- [Task description]: The records below must be retyped exactly.

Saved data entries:
■ ■ ■

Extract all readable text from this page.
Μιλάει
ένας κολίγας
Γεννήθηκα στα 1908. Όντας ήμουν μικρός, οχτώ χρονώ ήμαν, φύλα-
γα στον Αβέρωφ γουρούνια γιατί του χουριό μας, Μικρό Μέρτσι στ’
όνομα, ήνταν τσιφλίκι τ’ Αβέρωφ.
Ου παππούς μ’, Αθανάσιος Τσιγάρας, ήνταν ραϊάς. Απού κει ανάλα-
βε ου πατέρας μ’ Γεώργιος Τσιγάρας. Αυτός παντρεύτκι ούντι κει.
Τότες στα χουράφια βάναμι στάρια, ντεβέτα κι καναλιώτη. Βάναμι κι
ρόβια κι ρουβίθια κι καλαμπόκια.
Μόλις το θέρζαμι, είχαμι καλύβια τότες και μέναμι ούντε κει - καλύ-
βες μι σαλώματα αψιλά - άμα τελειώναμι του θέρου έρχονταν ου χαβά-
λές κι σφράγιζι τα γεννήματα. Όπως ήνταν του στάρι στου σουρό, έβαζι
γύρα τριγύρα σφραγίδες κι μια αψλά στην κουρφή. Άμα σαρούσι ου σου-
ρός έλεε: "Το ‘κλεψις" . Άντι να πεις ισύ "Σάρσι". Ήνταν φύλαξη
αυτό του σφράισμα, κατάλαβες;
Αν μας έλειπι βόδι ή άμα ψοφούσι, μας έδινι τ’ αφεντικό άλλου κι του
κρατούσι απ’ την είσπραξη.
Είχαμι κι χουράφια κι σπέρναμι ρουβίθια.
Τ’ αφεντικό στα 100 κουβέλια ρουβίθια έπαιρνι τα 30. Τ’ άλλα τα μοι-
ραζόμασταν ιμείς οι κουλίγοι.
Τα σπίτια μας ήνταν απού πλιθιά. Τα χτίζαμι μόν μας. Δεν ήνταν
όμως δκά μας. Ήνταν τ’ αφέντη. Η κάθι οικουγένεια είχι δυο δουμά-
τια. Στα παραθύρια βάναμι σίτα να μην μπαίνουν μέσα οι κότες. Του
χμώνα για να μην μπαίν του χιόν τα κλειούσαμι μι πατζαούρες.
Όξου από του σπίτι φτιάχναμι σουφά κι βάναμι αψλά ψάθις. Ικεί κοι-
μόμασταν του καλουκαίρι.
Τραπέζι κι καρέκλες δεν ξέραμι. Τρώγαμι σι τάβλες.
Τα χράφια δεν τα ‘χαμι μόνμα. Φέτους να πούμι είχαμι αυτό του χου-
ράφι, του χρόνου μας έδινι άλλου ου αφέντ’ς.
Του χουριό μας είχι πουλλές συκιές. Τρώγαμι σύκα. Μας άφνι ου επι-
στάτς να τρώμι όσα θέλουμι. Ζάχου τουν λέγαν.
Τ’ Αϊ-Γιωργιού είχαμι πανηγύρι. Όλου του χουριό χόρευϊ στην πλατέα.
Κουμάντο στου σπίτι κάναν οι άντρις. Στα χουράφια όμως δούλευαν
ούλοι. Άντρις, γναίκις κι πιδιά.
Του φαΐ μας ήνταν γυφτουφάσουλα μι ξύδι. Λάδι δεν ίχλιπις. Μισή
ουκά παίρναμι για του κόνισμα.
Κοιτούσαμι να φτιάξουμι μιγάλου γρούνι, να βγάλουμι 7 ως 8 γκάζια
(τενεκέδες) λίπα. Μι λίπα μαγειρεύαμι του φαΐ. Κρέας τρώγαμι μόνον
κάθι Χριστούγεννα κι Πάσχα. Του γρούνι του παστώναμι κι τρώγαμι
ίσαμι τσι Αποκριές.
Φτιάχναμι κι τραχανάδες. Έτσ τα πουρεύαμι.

■ ■ ■

- [Output below]:
Extract all readable text from this page.
Μιλάει
ένας κολίγας
Γεννήθηκα στα 1908. Όντας ήμουν μικρός, οχτώ χρονώ ήμαν, φύλα-
γα στον Αβέρωφ γουρούνια γιατί του χουριό μας, Μικρό Μέρτσι στ’
όνομα, ήνταν τσιφλίκι τ’ Αβέρωφ.
Ου παππούς μ’, Αθανάσιος Τσιγάρας, ήνταν ραϊάς. Απού κει ανάλα-
βε ου πατέρας μ’ Γεώργιος Τσιγάρας. Αυτός παντρεύτκι ούντι κει.
Τότες στα χουράφια βάναμι στάρια, ντεβέτα κι καναλιώτη. Βάναμι κι
ρόβια κι ρουβίθια κι καλαμπόκια.
Μόλις το θέρζαμι, είχαμι καλύβια τότες και μέναμι ούντε κει - καλύ-
βες μι σαλώματα αψιλά - άμα τελειώναμι του θέρου έρχονταν ου χαβά-
λές κι σφράγιζι τα γεννήματα. Όπως ήνταν του στάρι στου σουρό, έβαζι
γύρα τριγύρα σφραγίδες κι μια αψλά στην κουρφή. Άμα σαρούσι ου σου-
ρός έλεε: "Το ‘κλεψις" . Άντι να πεις ισύ "Σάρσι". Ήνταν φύλαξη
αυτό του σφράισμα, κατάλαβες;
Αν μας έλειπι βόδι ή άμα ψοφούσι, μας έδινι τ’ αφεντικό άλλου κι του
κρατούσι απ’ την είσπραξη.
Είχαμι κι χουράφια κι σπέρναμι ρουβίθια.
Τ’ αφεντικό στα 100 κουβέλια ρουβίθια έπαιρνι τα 30. Τ’ άλλα τα μοι-
ραζόμασταν ιμείς οι κουλίγοι.
Τα σπίτια μας ήνταν απού πλιθιά. Τα χτίζαμι μόν μας. Δεν ήνταν
όμως δκά μας. Ήνταν τ’ αφέντη. Η κάθι οικουγένεια είχι δυο δουμά-
τια. Στα παραθύρια βάναμι σίτα να μην μπαίνουν μέσα οι κότες. Του
χμώνα για να μην μπαίν του χιόν τα κλειούσαμι μι πατζαούρες.
Όξου από του σπίτι φτιάχναμι σουφά κι βάναμι αψλά ψάθις. Ικεί κοι-
μόμασταν του καλουκαίρι.
Τραπέζι κι καρέκλες δεν ξέραμι. Τρώγαμι σι τάβλες.
Τα χράφια δεν τα ‘χαμι μόνμα. Φέτους να πούμι είχαμι αυτό του χου-
ράφι, του χρόνου μας έδινι άλλου ου αφέντ’ς.
Του χουριό μας είχι πουλλές συκιές. Τρώγαμι σύκα. Μας άφνι ου επι-
στάτς να τρώμι όσα θέλουμι. Ζάχου τουν λέγαν.
Τ’ Αϊ-Γιωργιού είχαμι πανηγύρι. Όλου του χουριό χόρευϊ στην πλατέα.
Κουμάντο στου σπίτι κάναν οι άντρις. Στα χουράφια όμως δούλευαν
ούλοι. Άντρις, γναίκις κι πιδιά.
Του φαΐ μας ήνταν γυφτουφάσουλα μι ξύδι. Λάδι δεν ίχλιπις. Μισή
ουκά παίρναμι για του κόνισμα.
Κοιτούσαμι να φτιάξουμι μιγάλου γρούνι, να βγάλουμι 7 ως 8 γκάζια
(τενεκέδες) λίπα. Μι λίπα μαγειρεύαμι του φαΐ. Κρέας τρώγαμι μόνον
κάθι Χριστούγεννα κι Πάσχα. Του γρούνι του παστώναμι κι τρώγαμι
ίσαμι τσι Αποκριές.
Φτιάχναμι κι τραχανάδες. Έτσ τα πουρεύαμι.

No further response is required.